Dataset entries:
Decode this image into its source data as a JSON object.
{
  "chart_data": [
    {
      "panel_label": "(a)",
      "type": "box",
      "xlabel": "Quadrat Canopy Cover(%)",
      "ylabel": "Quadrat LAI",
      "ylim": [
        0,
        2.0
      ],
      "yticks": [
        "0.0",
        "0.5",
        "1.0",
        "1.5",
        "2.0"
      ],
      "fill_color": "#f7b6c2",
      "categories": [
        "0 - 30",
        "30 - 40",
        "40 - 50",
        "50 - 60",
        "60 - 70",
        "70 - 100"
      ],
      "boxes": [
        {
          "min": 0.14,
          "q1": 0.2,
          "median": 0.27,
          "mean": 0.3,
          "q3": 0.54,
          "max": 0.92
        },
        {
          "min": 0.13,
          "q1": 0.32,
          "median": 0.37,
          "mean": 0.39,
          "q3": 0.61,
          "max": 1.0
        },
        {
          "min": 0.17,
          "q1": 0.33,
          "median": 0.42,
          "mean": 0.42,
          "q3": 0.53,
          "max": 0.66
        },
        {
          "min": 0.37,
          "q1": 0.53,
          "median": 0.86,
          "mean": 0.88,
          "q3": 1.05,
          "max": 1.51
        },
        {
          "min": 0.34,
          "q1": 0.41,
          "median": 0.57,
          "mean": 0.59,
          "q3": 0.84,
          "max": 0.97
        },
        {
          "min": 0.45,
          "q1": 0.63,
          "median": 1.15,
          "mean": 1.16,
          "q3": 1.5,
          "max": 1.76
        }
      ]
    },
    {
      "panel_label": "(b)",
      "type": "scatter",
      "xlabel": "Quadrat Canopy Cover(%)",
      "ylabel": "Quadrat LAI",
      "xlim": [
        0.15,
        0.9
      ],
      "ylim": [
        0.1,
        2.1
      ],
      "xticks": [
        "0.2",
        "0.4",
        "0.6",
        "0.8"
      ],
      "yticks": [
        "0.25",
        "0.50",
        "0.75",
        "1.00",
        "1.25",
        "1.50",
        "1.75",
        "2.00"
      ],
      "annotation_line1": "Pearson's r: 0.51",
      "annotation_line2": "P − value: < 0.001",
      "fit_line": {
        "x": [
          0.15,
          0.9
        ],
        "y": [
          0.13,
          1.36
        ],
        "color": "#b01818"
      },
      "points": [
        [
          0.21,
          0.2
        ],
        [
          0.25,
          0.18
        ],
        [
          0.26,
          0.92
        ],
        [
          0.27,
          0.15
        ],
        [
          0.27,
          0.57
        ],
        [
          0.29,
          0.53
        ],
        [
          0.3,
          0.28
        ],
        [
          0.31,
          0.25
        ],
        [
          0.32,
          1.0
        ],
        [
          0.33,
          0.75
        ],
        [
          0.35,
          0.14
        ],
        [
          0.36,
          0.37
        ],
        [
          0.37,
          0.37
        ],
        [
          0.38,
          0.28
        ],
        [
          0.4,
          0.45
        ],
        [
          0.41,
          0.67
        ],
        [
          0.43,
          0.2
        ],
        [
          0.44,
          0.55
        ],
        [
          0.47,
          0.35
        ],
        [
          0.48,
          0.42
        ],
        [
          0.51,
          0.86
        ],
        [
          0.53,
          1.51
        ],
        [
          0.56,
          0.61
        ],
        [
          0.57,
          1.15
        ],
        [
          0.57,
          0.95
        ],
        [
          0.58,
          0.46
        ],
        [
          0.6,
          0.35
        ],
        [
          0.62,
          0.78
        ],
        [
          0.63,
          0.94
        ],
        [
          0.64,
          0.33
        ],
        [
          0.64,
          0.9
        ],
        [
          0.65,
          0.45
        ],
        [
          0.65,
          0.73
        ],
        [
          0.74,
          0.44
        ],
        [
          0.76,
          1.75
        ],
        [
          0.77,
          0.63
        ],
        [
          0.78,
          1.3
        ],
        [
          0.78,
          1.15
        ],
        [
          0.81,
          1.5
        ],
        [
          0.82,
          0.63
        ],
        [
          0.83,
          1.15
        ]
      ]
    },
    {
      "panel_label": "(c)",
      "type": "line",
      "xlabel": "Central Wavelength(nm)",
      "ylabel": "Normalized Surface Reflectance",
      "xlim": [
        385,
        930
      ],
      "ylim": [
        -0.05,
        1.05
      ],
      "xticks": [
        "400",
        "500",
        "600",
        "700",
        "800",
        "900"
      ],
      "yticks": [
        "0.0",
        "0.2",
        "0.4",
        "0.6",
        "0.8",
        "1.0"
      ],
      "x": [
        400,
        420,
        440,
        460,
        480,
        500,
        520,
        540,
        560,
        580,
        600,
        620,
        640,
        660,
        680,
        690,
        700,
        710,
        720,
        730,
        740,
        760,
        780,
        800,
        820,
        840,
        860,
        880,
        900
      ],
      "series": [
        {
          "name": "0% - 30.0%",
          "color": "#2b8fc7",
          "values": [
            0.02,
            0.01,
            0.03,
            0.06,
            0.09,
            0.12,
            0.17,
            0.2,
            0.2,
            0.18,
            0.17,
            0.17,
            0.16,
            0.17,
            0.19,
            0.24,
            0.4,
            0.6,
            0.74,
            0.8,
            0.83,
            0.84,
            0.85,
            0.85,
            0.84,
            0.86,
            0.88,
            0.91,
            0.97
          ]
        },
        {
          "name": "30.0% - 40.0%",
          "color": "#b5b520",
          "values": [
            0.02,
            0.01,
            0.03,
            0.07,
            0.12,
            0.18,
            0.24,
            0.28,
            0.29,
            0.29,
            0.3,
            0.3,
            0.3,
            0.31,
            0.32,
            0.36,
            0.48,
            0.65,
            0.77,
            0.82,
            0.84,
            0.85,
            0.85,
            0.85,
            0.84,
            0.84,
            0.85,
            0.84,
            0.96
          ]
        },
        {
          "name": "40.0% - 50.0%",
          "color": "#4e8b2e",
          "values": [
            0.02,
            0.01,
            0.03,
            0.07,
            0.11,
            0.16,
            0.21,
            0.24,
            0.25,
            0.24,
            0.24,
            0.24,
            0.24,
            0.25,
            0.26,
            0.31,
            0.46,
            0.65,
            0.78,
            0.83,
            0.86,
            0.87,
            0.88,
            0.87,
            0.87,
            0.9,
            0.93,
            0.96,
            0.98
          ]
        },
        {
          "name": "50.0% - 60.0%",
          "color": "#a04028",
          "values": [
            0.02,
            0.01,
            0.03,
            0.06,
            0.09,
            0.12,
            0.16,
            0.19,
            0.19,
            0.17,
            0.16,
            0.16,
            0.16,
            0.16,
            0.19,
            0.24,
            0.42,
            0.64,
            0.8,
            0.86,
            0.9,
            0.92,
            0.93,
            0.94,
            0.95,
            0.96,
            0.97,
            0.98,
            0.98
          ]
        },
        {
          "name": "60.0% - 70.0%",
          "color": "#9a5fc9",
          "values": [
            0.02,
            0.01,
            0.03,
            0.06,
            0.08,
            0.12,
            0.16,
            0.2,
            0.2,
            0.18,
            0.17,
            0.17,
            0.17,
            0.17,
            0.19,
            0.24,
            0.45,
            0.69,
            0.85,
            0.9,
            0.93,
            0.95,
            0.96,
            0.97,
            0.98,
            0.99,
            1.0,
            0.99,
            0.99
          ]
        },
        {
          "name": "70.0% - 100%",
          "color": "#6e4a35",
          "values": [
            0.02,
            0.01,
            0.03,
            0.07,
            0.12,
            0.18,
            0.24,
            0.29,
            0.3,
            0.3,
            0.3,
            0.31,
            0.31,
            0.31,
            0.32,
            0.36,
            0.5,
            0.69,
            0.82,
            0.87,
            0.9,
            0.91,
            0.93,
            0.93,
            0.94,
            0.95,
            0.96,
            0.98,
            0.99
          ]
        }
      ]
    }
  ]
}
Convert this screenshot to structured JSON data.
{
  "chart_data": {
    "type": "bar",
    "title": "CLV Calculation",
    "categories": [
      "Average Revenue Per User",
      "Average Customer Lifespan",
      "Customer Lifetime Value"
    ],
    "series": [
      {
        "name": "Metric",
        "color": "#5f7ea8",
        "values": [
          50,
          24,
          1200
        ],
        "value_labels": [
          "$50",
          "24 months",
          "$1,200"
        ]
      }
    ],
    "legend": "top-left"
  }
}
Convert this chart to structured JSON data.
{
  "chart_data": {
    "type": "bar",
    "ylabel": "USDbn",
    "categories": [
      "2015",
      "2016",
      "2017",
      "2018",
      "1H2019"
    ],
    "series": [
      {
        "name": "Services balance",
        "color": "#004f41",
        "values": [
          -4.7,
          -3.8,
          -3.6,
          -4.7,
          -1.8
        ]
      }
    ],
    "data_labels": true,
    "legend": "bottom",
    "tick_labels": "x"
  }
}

=== What this task involves ===
Pull every line containing "Customer" out of the data above.

=== Result of this exercise ===
      "Average Customer Lifespan",
      "Customer Lifetime Value"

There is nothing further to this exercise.